TASK TO COMPLETE
Below are some records. How many of their lines contain the string "result"? Give the number only.

ENTRIES PROVIDED
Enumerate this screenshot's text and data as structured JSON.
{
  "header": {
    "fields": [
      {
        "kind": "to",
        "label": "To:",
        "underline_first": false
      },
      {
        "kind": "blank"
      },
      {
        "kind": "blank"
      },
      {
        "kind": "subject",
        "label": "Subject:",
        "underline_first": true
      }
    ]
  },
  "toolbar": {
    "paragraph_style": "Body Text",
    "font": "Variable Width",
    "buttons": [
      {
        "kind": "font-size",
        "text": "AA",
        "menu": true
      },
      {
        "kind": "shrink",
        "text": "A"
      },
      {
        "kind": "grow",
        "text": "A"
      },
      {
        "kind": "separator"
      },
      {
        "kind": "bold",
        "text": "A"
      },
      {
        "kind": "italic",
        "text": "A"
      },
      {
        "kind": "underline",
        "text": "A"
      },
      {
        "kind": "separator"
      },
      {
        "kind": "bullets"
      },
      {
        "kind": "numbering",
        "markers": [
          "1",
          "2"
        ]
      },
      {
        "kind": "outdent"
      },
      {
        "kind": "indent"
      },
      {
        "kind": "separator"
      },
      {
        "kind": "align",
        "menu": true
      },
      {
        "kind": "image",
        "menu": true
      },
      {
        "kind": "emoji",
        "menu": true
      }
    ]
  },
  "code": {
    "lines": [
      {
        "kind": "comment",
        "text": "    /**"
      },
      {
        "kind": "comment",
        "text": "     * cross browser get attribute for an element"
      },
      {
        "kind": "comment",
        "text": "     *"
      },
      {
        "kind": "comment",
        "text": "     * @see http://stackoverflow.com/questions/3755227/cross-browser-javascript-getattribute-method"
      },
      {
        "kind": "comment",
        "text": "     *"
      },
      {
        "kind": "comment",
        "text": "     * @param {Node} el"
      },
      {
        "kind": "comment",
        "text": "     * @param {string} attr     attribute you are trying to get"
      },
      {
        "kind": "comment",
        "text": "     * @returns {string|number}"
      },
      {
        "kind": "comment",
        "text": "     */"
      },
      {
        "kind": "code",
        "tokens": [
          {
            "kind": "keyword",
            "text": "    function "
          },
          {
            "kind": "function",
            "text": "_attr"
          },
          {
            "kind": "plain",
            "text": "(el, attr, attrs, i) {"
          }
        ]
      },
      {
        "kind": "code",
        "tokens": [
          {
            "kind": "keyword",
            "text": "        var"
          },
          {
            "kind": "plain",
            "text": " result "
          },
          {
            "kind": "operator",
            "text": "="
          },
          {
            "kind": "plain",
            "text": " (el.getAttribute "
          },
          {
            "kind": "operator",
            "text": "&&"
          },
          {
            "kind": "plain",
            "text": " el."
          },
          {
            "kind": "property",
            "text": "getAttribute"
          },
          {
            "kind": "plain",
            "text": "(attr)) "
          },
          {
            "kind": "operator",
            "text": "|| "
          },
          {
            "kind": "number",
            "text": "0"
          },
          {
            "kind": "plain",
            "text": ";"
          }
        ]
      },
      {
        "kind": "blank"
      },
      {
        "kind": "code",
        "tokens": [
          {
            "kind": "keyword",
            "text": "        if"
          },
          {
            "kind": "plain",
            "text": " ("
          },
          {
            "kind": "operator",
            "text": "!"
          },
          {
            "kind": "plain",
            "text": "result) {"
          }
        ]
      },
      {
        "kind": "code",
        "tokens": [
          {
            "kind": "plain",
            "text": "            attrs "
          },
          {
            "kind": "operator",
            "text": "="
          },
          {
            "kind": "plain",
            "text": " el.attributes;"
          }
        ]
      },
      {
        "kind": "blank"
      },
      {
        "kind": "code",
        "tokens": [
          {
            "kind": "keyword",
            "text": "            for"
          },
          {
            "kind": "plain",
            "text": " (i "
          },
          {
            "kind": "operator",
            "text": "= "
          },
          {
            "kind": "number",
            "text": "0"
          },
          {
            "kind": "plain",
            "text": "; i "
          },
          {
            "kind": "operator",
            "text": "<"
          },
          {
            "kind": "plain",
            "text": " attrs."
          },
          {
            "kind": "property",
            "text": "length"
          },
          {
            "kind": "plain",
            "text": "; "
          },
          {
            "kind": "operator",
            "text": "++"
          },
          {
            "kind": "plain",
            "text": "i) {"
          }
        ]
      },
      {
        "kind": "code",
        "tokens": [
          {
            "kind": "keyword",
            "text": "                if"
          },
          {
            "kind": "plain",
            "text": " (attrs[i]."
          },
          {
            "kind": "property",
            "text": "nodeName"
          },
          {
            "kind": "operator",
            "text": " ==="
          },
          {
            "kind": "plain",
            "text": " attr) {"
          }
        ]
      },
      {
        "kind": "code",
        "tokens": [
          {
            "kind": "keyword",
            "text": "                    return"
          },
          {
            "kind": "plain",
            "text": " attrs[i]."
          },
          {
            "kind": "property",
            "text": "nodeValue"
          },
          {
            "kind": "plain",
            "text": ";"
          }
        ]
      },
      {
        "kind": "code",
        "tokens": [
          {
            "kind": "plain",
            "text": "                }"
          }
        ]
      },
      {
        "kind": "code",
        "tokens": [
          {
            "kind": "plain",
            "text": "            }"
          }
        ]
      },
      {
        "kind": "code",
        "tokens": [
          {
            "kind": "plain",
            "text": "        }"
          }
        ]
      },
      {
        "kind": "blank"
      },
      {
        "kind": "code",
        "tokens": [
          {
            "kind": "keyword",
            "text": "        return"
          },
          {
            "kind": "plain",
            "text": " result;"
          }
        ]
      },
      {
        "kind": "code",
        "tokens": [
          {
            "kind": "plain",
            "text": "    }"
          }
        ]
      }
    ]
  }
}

WORKED SOLUTION
3